## PROVIDED ENTRIES
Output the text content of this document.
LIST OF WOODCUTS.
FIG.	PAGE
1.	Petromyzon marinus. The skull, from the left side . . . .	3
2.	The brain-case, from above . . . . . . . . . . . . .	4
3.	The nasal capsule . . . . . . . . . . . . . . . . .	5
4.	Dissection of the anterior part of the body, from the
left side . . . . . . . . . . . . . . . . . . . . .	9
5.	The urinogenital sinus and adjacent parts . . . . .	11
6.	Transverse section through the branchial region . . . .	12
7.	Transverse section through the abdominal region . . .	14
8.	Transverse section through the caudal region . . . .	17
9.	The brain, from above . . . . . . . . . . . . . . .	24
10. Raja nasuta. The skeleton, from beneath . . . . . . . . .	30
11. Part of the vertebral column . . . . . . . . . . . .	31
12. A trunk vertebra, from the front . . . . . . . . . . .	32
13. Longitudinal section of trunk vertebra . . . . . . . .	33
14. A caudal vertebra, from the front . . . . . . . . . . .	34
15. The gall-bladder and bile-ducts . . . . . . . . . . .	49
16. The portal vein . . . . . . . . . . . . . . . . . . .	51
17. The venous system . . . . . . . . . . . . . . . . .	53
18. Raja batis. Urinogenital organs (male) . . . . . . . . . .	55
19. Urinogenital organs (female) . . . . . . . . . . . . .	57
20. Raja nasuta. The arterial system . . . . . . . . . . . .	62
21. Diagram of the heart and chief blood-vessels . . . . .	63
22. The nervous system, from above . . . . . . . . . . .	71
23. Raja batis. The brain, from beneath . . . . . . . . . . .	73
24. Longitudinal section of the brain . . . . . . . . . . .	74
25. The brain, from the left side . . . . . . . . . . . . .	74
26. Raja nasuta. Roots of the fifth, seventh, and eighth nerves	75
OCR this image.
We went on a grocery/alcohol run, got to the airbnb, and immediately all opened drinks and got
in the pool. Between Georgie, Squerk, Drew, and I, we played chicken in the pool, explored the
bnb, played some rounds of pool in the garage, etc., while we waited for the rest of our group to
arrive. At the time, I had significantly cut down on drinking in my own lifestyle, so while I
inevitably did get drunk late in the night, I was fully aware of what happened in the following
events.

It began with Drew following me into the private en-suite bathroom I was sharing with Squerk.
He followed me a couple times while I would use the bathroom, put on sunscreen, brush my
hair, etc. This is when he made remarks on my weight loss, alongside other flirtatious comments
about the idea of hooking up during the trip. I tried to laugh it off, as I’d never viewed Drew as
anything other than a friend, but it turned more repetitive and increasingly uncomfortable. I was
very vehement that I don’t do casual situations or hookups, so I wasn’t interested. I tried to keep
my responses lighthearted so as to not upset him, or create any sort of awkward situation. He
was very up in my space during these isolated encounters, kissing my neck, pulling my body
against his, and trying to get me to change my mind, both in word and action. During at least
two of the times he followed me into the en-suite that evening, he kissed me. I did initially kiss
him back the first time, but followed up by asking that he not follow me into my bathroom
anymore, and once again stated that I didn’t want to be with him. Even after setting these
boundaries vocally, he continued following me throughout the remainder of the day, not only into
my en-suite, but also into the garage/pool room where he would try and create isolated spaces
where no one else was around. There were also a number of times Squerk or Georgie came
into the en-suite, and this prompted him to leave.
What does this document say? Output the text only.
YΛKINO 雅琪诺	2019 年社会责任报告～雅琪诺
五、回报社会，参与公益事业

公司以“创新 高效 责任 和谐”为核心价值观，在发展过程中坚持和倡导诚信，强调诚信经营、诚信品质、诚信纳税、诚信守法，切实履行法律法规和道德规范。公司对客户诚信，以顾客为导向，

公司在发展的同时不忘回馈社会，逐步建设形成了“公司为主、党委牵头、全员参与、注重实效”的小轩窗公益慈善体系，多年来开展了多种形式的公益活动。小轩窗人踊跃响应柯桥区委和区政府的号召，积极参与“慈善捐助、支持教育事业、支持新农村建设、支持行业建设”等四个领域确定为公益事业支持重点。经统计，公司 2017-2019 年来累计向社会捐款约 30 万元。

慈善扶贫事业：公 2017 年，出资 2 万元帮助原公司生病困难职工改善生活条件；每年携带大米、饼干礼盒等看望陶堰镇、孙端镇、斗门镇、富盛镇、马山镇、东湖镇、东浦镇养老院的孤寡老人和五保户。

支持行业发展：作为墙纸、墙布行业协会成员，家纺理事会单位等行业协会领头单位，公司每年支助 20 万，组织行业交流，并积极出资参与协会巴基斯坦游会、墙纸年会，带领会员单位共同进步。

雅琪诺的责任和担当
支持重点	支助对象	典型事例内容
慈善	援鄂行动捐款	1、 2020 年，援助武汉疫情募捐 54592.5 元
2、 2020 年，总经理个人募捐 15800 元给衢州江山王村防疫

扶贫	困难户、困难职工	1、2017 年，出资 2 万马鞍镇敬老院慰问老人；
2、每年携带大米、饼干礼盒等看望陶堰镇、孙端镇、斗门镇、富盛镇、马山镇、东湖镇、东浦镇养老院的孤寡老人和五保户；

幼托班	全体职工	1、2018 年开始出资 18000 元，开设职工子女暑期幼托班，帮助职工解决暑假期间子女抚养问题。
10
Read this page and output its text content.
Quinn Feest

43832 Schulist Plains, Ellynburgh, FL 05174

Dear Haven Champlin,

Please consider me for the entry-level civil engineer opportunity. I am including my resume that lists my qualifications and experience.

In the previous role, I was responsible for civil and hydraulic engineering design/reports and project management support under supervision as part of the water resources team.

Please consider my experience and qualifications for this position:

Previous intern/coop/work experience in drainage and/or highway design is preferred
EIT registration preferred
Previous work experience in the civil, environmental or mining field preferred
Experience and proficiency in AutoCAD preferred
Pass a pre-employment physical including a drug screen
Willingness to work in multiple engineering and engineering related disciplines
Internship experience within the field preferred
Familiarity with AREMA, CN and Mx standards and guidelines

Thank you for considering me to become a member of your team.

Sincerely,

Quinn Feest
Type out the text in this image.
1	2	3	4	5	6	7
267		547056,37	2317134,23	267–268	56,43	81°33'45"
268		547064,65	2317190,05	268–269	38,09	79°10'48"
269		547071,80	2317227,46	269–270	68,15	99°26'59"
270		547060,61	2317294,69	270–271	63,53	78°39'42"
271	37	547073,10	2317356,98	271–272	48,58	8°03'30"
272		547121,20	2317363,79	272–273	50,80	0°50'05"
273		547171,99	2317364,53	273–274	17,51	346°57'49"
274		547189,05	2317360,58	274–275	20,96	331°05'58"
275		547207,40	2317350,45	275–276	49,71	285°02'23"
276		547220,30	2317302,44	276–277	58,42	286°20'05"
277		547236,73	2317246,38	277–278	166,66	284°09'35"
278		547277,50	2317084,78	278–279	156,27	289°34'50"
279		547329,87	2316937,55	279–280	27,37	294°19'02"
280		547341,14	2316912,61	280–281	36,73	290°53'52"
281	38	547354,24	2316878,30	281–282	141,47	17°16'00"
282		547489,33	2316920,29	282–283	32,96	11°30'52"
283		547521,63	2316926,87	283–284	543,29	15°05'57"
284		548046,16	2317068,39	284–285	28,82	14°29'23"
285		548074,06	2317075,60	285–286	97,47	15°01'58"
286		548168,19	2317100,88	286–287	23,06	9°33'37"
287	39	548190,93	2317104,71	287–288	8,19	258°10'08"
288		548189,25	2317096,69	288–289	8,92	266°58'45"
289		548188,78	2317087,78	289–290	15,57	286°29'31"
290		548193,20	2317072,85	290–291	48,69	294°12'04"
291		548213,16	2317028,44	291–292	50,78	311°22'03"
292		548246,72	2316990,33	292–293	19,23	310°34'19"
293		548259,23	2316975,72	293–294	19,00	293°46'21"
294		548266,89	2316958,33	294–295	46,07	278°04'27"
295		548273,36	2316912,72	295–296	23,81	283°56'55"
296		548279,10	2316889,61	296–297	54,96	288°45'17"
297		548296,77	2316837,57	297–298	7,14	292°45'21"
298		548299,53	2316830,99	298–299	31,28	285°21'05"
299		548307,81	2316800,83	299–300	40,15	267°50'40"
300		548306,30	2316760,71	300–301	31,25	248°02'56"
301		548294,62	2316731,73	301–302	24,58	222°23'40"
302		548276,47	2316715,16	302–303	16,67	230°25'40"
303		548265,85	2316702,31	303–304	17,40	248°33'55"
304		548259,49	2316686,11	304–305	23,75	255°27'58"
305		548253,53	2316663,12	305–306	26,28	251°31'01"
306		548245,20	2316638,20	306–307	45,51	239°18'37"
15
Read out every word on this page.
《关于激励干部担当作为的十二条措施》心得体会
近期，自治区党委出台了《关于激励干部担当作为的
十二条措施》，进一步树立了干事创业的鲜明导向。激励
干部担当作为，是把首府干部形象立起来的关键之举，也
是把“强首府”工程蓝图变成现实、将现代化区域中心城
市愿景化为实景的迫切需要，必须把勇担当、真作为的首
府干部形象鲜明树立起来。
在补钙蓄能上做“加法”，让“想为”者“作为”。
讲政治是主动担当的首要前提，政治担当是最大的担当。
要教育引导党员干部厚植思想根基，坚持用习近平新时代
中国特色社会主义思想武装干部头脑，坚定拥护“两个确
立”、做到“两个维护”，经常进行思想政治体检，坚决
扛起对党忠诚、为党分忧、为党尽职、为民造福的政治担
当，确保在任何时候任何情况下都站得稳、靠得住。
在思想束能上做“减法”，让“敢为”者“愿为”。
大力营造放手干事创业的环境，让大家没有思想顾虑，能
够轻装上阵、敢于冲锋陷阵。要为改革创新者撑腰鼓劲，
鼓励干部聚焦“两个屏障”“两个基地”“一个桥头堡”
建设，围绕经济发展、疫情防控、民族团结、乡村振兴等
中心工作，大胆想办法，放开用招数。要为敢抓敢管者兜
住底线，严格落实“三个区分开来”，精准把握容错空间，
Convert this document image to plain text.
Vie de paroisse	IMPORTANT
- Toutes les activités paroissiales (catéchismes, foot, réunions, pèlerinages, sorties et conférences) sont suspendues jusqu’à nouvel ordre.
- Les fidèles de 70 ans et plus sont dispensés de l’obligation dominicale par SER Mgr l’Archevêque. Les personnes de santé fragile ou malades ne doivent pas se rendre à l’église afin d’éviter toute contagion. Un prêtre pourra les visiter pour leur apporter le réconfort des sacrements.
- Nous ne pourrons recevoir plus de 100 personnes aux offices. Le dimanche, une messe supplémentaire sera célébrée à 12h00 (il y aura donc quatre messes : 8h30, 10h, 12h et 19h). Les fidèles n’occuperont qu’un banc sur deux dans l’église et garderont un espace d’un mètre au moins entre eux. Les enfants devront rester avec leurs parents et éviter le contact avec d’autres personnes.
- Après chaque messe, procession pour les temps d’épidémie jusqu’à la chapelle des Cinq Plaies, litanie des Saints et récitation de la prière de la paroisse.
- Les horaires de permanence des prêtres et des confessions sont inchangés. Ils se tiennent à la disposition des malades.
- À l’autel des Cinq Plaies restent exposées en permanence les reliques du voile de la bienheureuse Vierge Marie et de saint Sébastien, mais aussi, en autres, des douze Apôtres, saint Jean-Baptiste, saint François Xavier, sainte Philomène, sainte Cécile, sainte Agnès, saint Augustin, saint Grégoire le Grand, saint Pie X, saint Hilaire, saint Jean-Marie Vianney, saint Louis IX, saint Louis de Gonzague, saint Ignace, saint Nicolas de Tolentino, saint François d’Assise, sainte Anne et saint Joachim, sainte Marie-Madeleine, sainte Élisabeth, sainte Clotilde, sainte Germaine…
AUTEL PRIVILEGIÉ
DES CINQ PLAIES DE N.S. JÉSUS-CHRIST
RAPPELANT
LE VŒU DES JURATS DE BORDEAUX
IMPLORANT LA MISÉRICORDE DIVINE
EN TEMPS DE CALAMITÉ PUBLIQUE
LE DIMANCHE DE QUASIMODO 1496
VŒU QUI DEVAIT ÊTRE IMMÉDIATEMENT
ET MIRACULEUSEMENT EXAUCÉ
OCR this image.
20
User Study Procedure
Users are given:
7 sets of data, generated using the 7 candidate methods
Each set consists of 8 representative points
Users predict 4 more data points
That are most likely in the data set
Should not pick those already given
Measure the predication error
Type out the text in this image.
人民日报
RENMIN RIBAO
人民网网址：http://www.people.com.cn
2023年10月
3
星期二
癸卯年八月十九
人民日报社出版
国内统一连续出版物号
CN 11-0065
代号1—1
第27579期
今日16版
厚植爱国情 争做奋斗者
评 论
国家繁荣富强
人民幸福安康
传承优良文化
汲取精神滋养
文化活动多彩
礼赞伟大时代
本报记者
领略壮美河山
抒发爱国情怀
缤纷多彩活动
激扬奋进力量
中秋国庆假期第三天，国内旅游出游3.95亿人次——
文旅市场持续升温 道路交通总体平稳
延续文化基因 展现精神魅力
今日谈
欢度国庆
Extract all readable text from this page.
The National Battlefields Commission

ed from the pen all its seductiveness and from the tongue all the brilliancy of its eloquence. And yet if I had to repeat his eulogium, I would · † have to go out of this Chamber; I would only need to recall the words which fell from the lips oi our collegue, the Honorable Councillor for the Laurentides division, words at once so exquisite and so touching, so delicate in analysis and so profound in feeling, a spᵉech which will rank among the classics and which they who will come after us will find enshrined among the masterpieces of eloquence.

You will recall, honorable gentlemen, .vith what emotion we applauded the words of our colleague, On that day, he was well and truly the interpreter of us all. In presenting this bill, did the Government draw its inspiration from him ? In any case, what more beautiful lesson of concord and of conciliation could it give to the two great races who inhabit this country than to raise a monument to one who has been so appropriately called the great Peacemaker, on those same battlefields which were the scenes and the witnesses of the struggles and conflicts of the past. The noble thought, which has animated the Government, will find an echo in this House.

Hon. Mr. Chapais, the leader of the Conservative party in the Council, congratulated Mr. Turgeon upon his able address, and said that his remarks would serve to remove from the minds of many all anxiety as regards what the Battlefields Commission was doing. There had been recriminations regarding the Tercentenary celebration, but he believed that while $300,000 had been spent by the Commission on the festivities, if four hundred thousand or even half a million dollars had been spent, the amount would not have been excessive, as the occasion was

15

## WORK TO DO
Tally how many lines of the data include the word "personnes". Write the number and nothing else.

## COMPLETE OUTPUT
2